- TASK TO CARRY OUT
Pictures do not belong in your copy. Repeat all the other data exactly.

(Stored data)
◆ ◆ ◆

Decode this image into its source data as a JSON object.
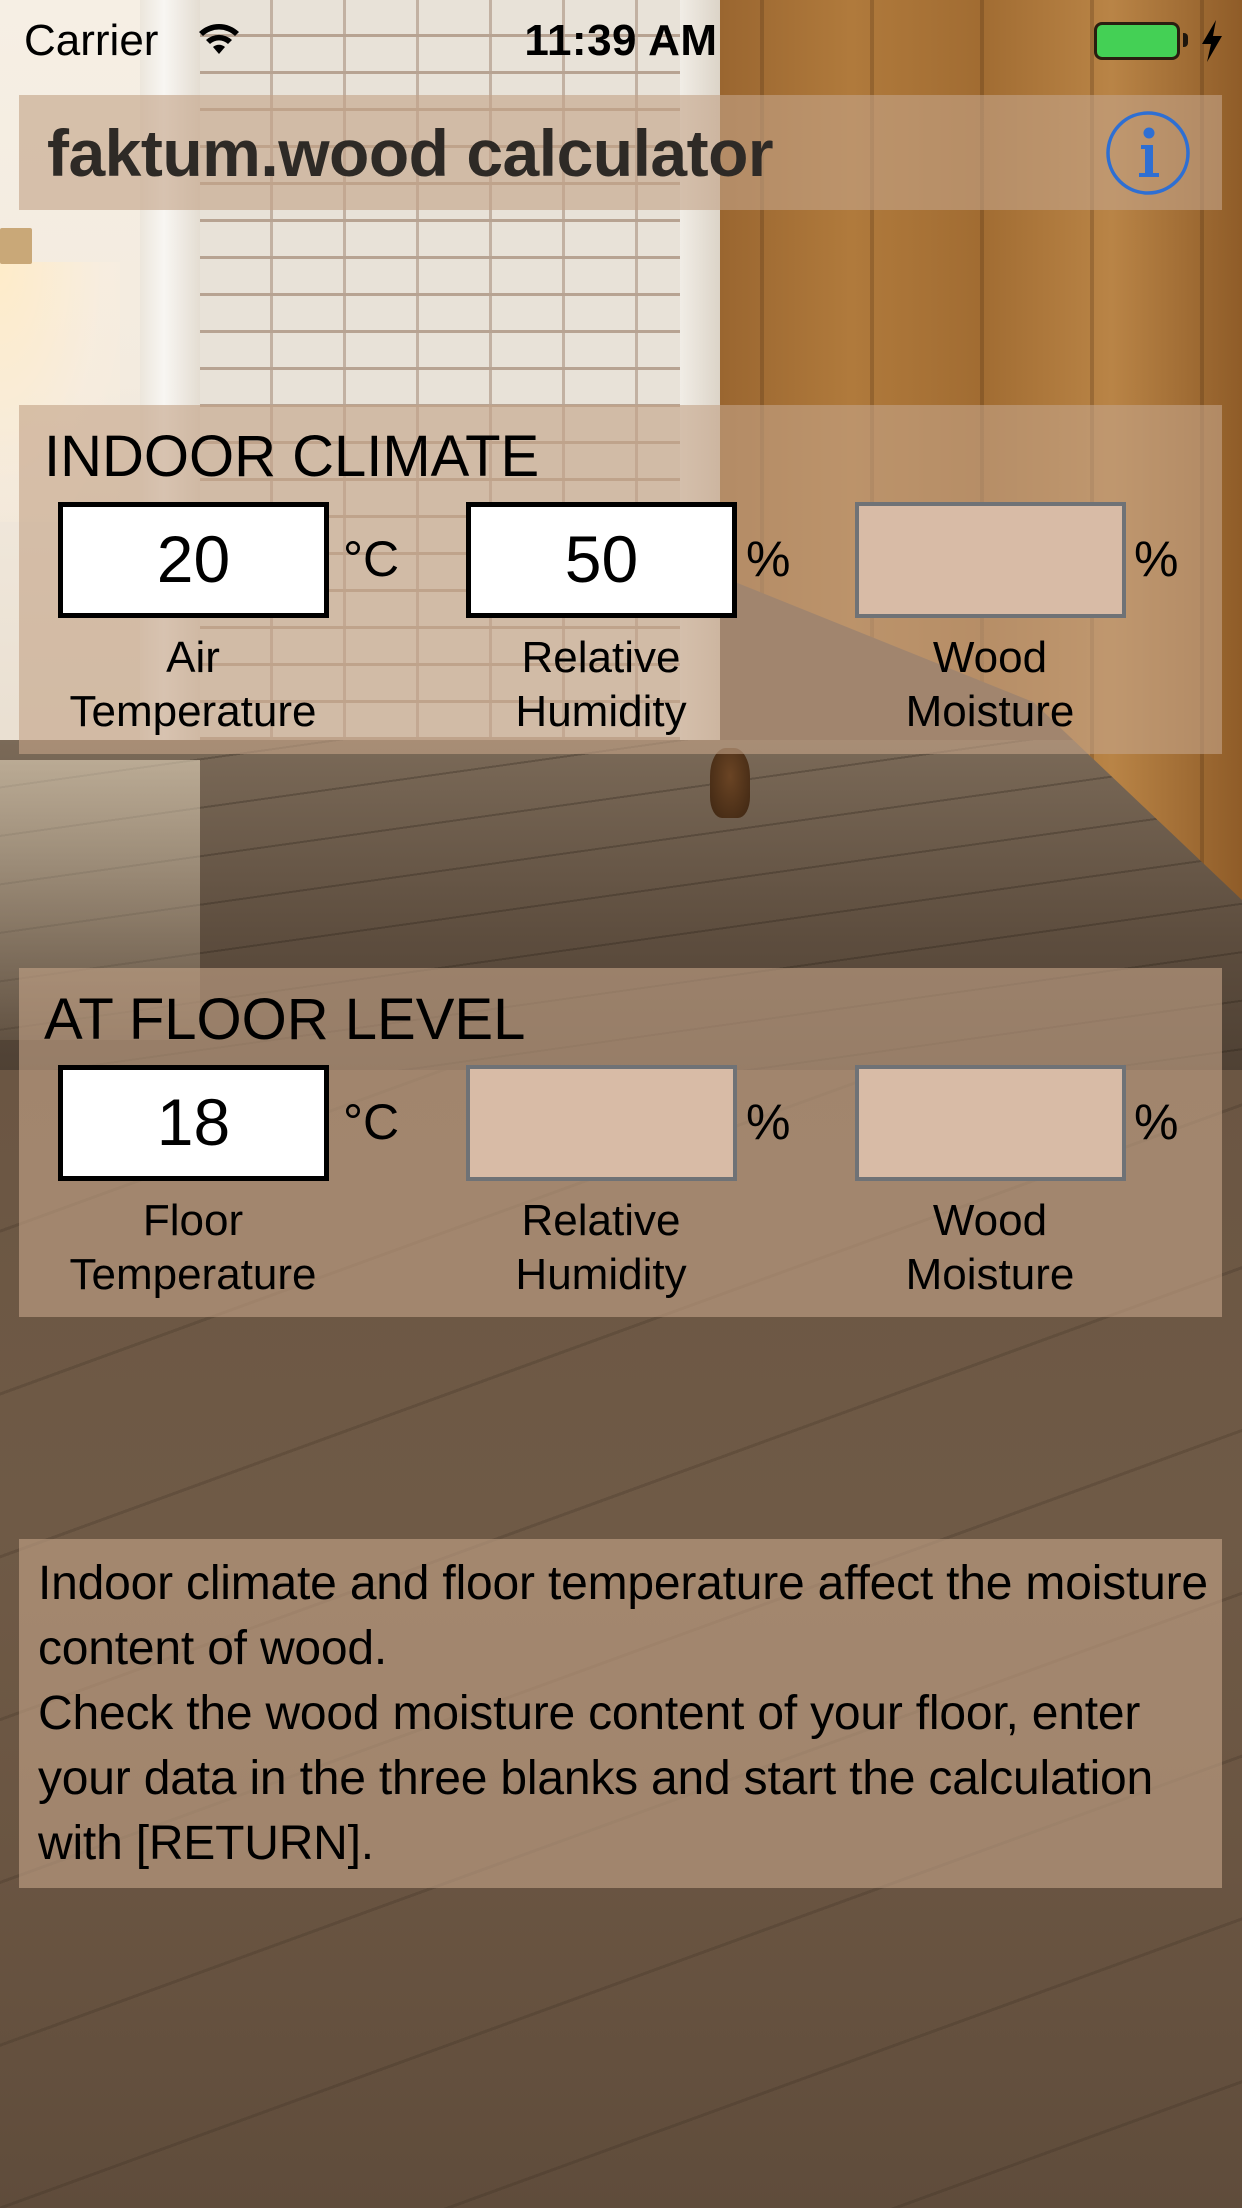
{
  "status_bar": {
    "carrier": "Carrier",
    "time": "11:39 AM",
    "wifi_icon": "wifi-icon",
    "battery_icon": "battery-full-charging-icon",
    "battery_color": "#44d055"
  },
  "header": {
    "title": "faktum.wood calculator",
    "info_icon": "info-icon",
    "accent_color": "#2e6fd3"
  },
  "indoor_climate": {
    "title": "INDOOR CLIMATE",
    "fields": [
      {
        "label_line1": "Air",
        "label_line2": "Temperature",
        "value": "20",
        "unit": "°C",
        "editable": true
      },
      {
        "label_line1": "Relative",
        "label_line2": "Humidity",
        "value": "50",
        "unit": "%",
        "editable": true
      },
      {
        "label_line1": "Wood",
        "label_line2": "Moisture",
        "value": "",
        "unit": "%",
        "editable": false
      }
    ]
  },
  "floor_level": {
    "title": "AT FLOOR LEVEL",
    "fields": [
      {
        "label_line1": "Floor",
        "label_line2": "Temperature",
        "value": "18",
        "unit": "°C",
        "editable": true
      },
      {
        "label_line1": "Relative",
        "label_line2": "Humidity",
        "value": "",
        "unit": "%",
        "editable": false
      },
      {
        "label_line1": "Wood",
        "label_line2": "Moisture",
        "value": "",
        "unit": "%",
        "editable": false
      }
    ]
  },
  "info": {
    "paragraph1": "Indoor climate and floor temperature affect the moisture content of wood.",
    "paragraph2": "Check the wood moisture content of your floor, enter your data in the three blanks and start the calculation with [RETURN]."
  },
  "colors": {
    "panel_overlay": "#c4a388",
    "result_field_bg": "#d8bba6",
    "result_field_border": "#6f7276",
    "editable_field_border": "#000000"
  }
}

◆ ◆ ◆

- COMPLETE RESPONSE
Decode this image into its source data as a JSON object.
{
  "status_bar": {
    "carrier": "Carrier",
    "time": "11:39 AM",
    "wifi_icon": "wifi-icon",
    "battery_icon": "battery-full-charging-icon",
    "battery_color": "#44d055"
  },
  "header": {
    "title": "faktum.wood calculator",
    "info_icon": "info-icon",
    "accent_color": "#2e6fd3"
  },
  "indoor_climate": {
    "title": "INDOOR CLIMATE",
    "fields": [
      {
        "label_line1": "Air",
        "label_line2": "Temperature",
        "value": "20",
        "unit": "°C",
        "editable": true
      },
      {
        "label_line1": "Relative",
        "label_line2": "Humidity",
        "value": "50",
        "unit": "%",
        "editable": true
      },
      {
        "label_line1": "Wood",
        "label_line2": "Moisture",
        "value": "",
        "unit": "%",
        "editable": false
      }
    ]
  },
  "floor_level": {
    "title": "AT FLOOR LEVEL",
    "fields": [
      {
        "label_line1": "Floor",
        "label_line2": "Temperature",
        "value": "18",
        "unit": "°C",
        "editable": true
      },
      {
        "label_line1": "Relative",
        "label_line2": "Humidity",
        "value": "",
        "unit": "%",
        "editable": false
      },
      {
        "label_line1": "Wood",
        "label_line2": "Moisture",
        "value": "",
        "unit": "%",
        "editable": false
      }
    ]
  },
  "info": {
    "paragraph1": "Indoor climate and floor temperature affect the moisture content of wood.",
    "paragraph2": "Check the wood moisture content of your floor, enter your data in the three blanks and start the calculation with [RETURN]."
  },
  "colors": {
    "panel_overlay": "#c4a388",
    "result_field_bg": "#d8bba6",
    "result_field_border": "#6f7276",
    "editable_field_border": "#000000"
  }
}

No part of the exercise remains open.